> [Exercise aim]: Return each line of the data below exactly, omitting any pictures.

— Begin Exercise input —

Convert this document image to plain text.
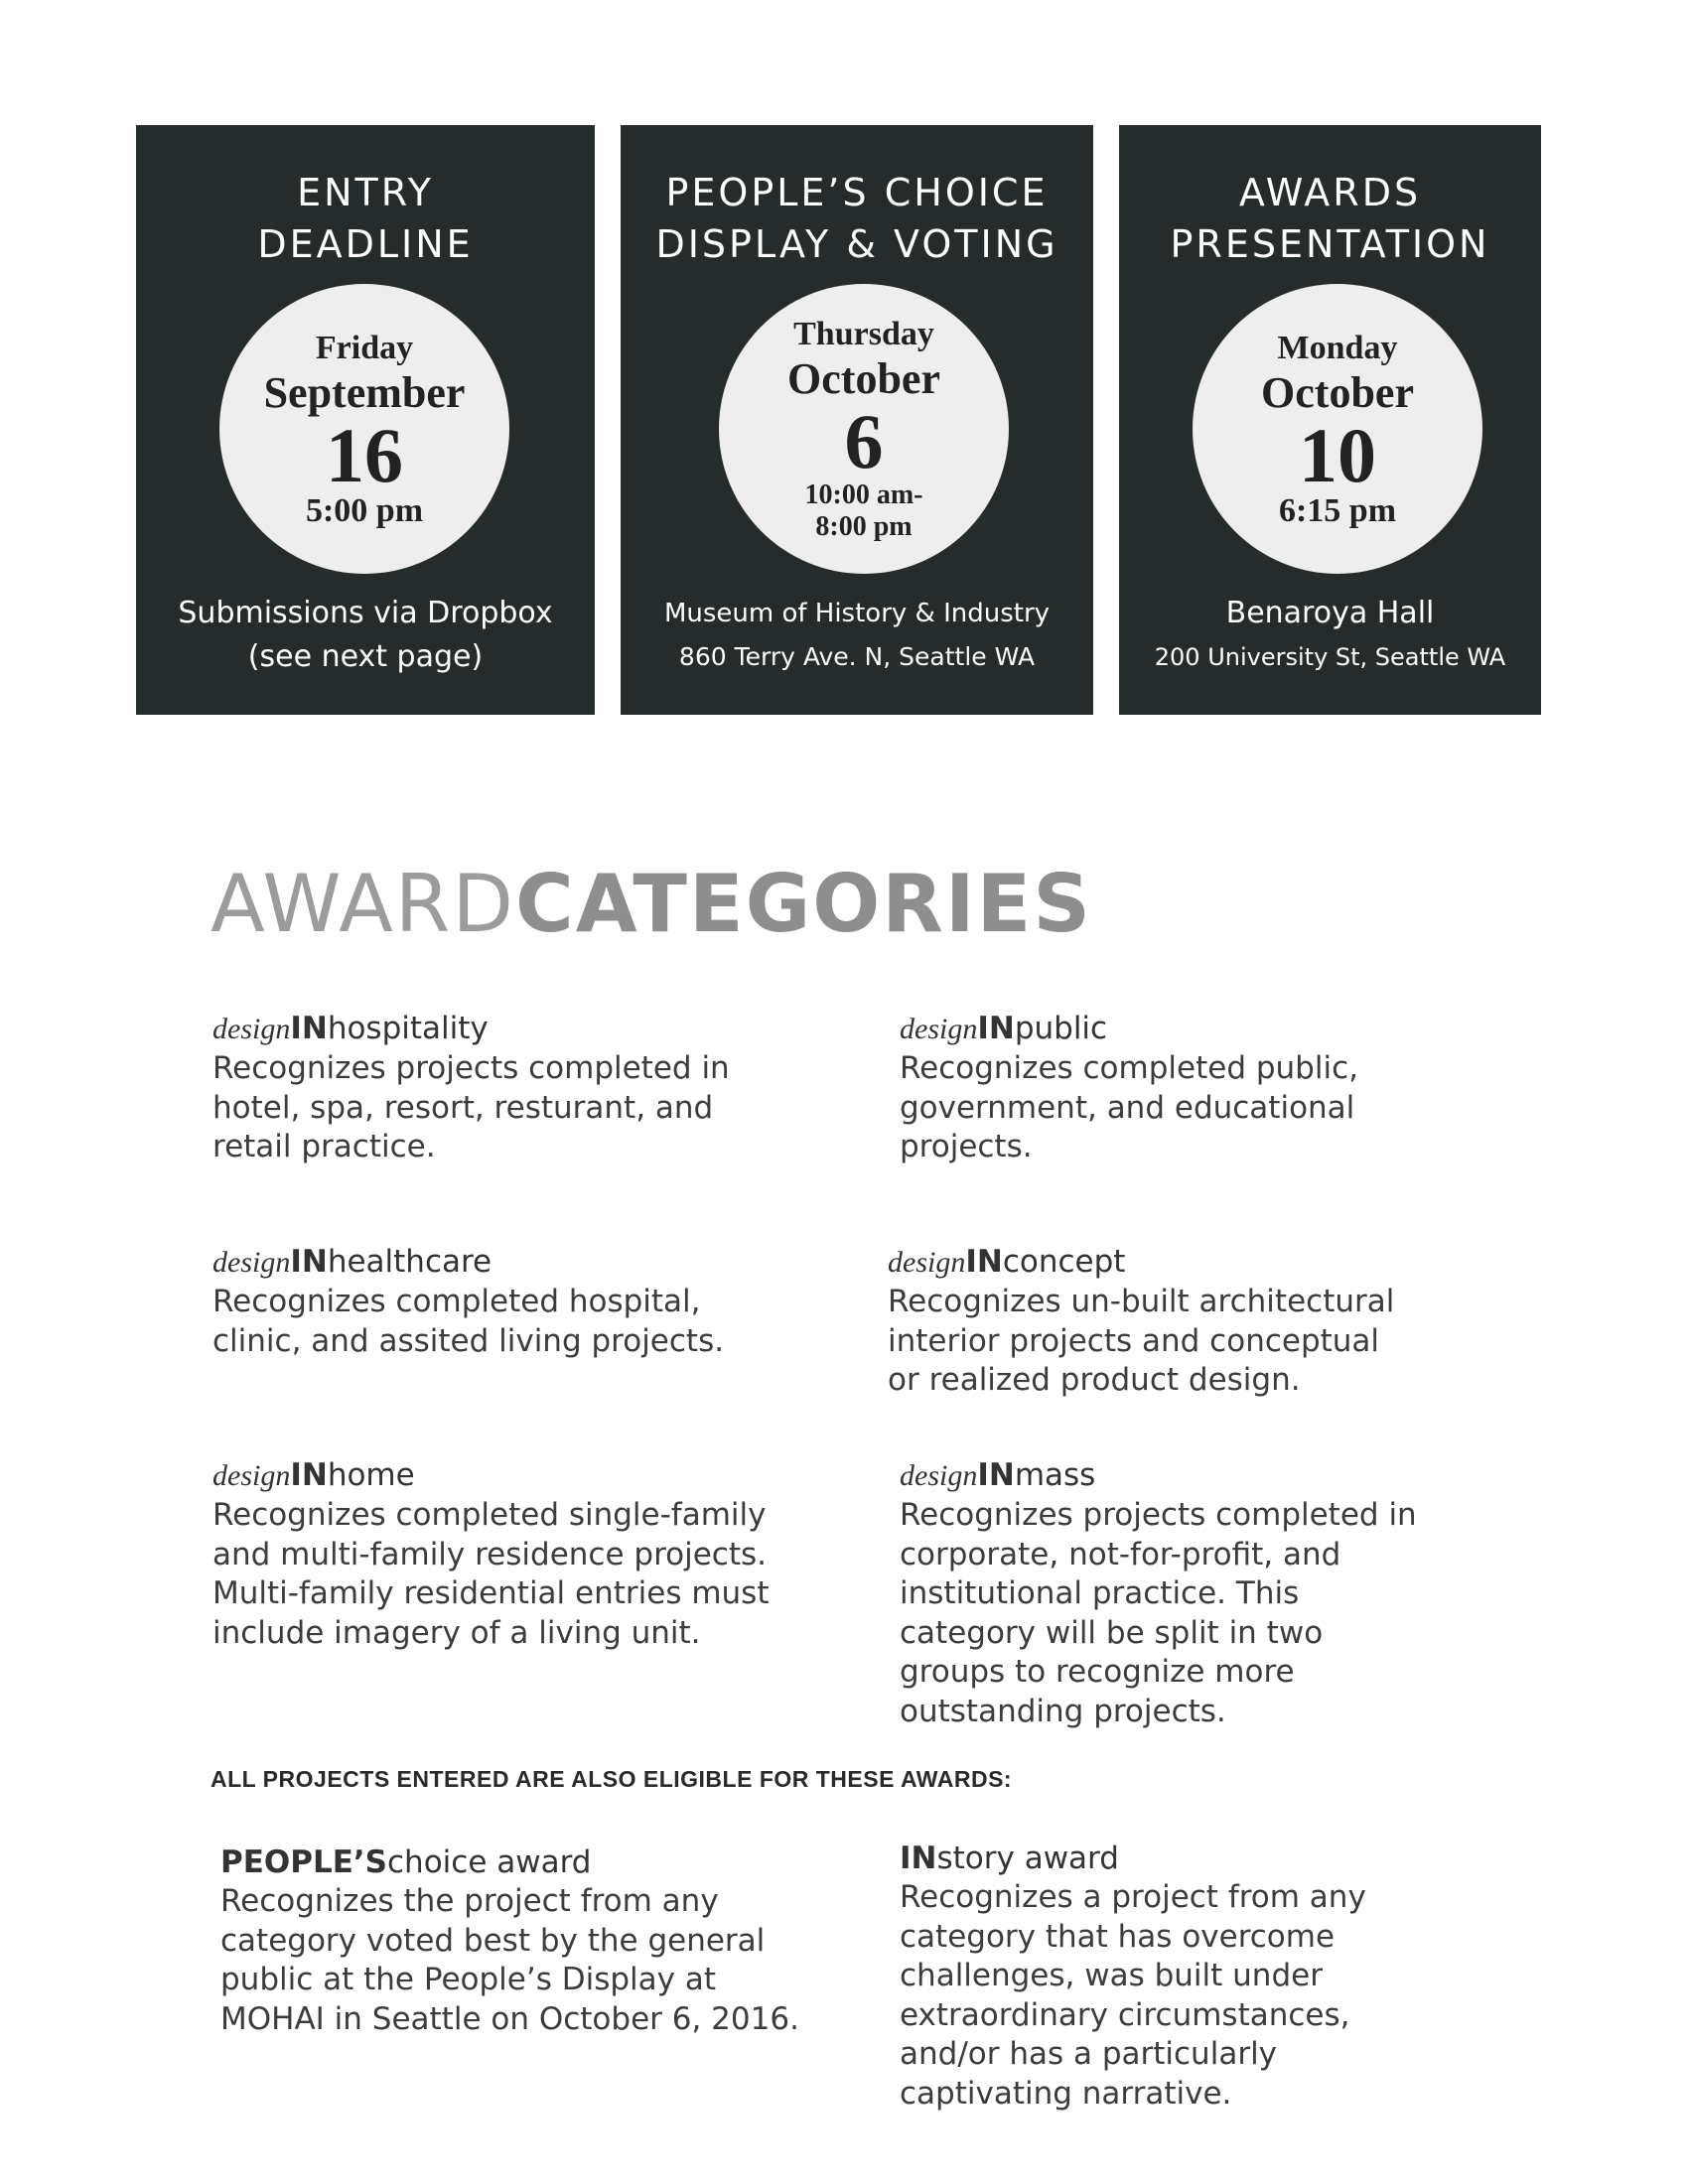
ENTRY
DEADLINE
Friday
September
16
5:00 pm
Submissions via Dropbox
(see next page)
PEOPLE’S CHOICE
DISPLAY & VOTING
Thursday
October
6
10:00 am-
8:00 pm
Museum of History & Industry
860 Terry Ave. N, Seattle WA
AWARDS
PRESENTATION
Monday
October
10
6:15 pm
Benaroya Hall
200 University St, Seattle WA
AWARDCATEGORIES
designINhospitality
Recognizes projects completed in
hotel, spa, resort, resturant, and
retail practice.
designINpublic
Recognizes completed public,
government, and educational
projects.
designINhealthcare
Recognizes completed hospital,
clinic, and assited living projects.
designINconcept
Recognizes un-built architectural
interior projects and conceptual
or realized product design.
designINhome
Recognizes completed single-family
and multi-family residence projects.
Multi-family residential entries must
include imagery of a living unit.
designINmass
Recognizes projects completed in
corporate, not-for-profit, and
institutional practice. This
category will be split in two
groups to recognize more
outstanding projects.
ALL PROJECTS ENTERED ARE ALSO ELIGIBLE FOR THESE AWARDS:
PEOPLE’Schoice award
Recognizes the project from any
category voted best by the general
public at the People’s Display at
MOHAI in Seattle on October 6, 2016.
INstory award
Recognizes a project from any
category that has overcome
challenges, was built under
extraordinary circumstances,
and/or has a particularly
captivating narrative.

— End Exercise input —

> [Completed exercise]:
Convert this document image to plain text.
ENTRY
DEADLINE
Friday
September
16
5:00 pm
Submissions via Dropbox
(see next page)
PEOPLE’S CHOICE
DISPLAY & VOTING
Thursday
October
6
10:00 am-
8:00 pm
Museum of History & Industry
860 Terry Ave. N, Seattle WA
AWARDS
PRESENTATION
Monday
October
10
6:15 pm
Benaroya Hall
200 University St, Seattle WA
AWARDCATEGORIES
designINhospitality
Recognizes projects completed in
hotel, spa, resort, resturant, and
retail practice.
designINpublic
Recognizes completed public,
government, and educational
projects.
designINhealthcare
Recognizes completed hospital,
clinic, and assited living projects.
designINconcept
Recognizes un-built architectural
interior projects and conceptual
or realized product design.
designINhome
Recognizes completed single-family
and multi-family residence projects.
Multi-family residential entries must
include imagery of a living unit.
designINmass
Recognizes projects completed in
corporate, not-for-profit, and
institutional practice. This
category will be split in two
groups to recognize more
outstanding projects.
ALL PROJECTS ENTERED ARE ALSO ELIGIBLE FOR THESE AWARDS:
PEOPLE’Schoice award
Recognizes the project from any
category voted best by the general
public at the People’s Display at
MOHAI in Seattle on October 6, 2016.
INstory award
Recognizes a project from any
category that has overcome
challenges, was built under
extraordinary circumstances,
and/or has a particularly
captivating narrative.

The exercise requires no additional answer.